What is needed –
Your task is to repeat the entries word for word while leaving out the pictures.

Saved data entries –
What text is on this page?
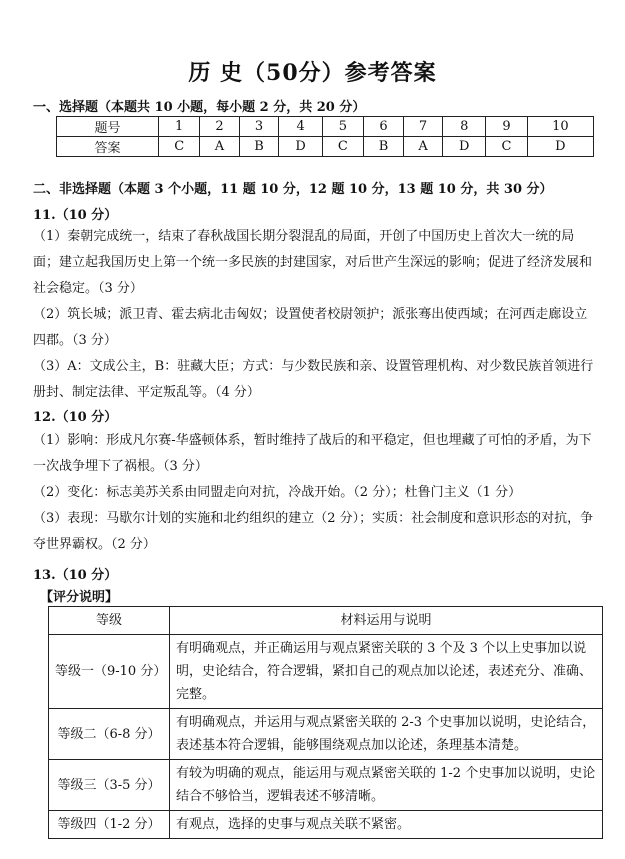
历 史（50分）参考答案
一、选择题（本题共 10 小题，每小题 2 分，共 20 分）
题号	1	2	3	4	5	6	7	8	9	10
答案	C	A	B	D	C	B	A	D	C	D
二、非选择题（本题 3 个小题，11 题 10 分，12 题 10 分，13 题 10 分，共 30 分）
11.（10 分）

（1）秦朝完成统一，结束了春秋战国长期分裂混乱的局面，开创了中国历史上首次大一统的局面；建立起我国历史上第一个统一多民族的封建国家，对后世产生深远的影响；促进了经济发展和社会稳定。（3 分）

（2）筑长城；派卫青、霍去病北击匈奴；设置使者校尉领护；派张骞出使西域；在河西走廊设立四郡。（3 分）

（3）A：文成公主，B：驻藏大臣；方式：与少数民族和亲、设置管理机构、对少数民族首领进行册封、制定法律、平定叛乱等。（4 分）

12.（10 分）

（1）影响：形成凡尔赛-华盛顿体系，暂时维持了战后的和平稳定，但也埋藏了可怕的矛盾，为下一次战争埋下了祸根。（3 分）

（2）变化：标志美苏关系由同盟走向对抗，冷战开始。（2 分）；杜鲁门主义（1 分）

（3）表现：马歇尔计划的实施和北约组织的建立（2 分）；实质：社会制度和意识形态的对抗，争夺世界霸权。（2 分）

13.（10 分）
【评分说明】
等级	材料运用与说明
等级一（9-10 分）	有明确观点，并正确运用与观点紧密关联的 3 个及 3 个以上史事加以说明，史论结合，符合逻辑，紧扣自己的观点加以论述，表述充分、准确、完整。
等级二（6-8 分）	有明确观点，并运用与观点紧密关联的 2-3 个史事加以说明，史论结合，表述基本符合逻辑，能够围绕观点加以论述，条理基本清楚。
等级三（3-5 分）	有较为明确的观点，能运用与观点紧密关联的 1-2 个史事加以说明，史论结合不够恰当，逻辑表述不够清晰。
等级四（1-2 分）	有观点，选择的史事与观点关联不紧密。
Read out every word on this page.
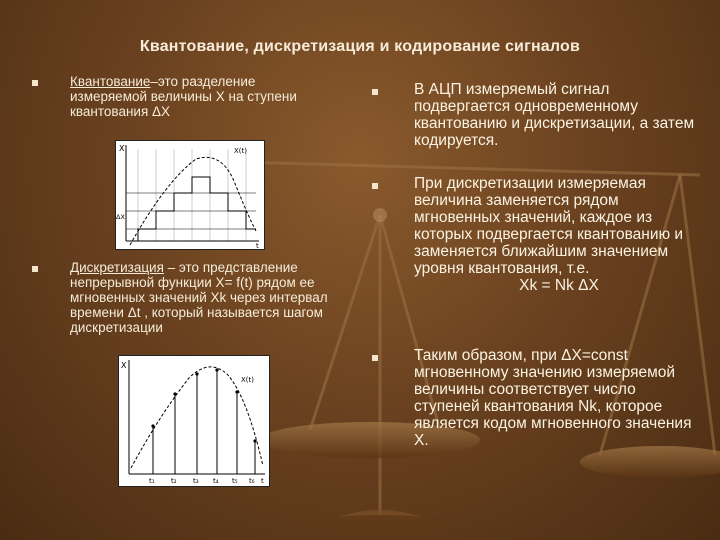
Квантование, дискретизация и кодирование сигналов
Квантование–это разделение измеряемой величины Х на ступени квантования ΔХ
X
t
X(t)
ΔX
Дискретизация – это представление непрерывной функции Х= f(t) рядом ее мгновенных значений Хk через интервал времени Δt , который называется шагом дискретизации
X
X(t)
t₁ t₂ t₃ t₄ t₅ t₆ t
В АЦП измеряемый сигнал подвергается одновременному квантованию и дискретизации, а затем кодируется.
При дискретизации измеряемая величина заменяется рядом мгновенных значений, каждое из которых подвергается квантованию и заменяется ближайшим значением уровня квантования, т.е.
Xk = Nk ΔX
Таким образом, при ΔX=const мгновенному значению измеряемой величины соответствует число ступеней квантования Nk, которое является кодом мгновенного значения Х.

Exercise answer –
What text is on this page?
历 史（50分）参考答案
一、选择题（本题共 10 小题，每小题 2 分，共 20 分）
题号	1	2	3	4	5	6	7	8	9	10
答案	C	A	B	D	C	B	A	D	C	D
二、非选择题（本题 3 个小题，11 题 10 分，12 题 10 分，13 题 10 分，共 30 分）
11.（10 分）

（1）秦朝完成统一，结束了春秋战国长期分裂混乱的局面，开创了中国历史上首次大一统的局面；建立起我国历史上第一个统一多民族的封建国家，对后世产生深远的影响；促进了经济发展和社会稳定。（3 分）

（2）筑长城；派卫青、霍去病北击匈奴；设置使者校尉领护；派张骞出使西域；在河西走廊设立四郡。（3 分）

（3）A：文成公主，B：驻藏大臣；方式：与少数民族和亲、设置管理机构、对少数民族首领进行册封、制定法律、平定叛乱等。（4 分）

12.（10 分）

（1）影响：形成凡尔赛-华盛顿体系，暂时维持了战后的和平稳定，但也埋藏了可怕的矛盾，为下一次战争埋下了祸根。（3 分）

（2）变化：标志美苏关系由同盟走向对抗，冷战开始。（2 分）；杜鲁门主义（1 分）

（3）表现：马歇尔计划的实施和北约组织的建立（2 分）；实质：社会制度和意识形态的对抗，争夺世界霸权。（2 分）

13.（10 分）
【评分说明】
等级	材料运用与说明
等级一（9-10 分）	有明确观点，并正确运用与观点紧密关联的 3 个及 3 个以上史事加以说明，史论结合，符合逻辑，紧扣自己的观点加以论述，表述充分、准确、完整。
等级二（6-8 分）	有明确观点，并运用与观点紧密关联的 2-3 个史事加以说明，史论结合，表述基本符合逻辑，能够围绕观点加以论述，条理基本清楚。
等级三（3-5 分）	有较为明确的观点，能运用与观点紧密关联的 1-2 个史事加以说明，史论结合不够恰当，逻辑表述不够清晰。
等级四（1-2 分）	有观点，选择的史事与观点关联不紧密。
Read out every word on this page.
Квантование, дискретизация и кодирование сигналов
Квантование–это разделение измеряемой величины Х на ступени квантования ΔХ
X
t
X(t)
ΔX
Дискретизация – это представление непрерывной функции Х= f(t) рядом ее мгновенных значений Хk через интервал времени Δt , который называется шагом дискретизации
X
X(t)
t₁ t₂ t₃ t₄ t₅ t₆ t
В АЦП измеряемый сигнал подвергается одновременному квантованию и дискретизации, а затем кодируется.
При дискретизации измеряемая величина заменяется рядом мгновенных значений, каждое из которых подвергается квантованию и заменяется ближайшим значением уровня квантования, т.е.
Xk = Nk ΔX
Таким образом, при ΔX=const мгновенному значению измеряемой величины соответствует число ступеней квантования Nk, которое является кодом мгновенного значения Х.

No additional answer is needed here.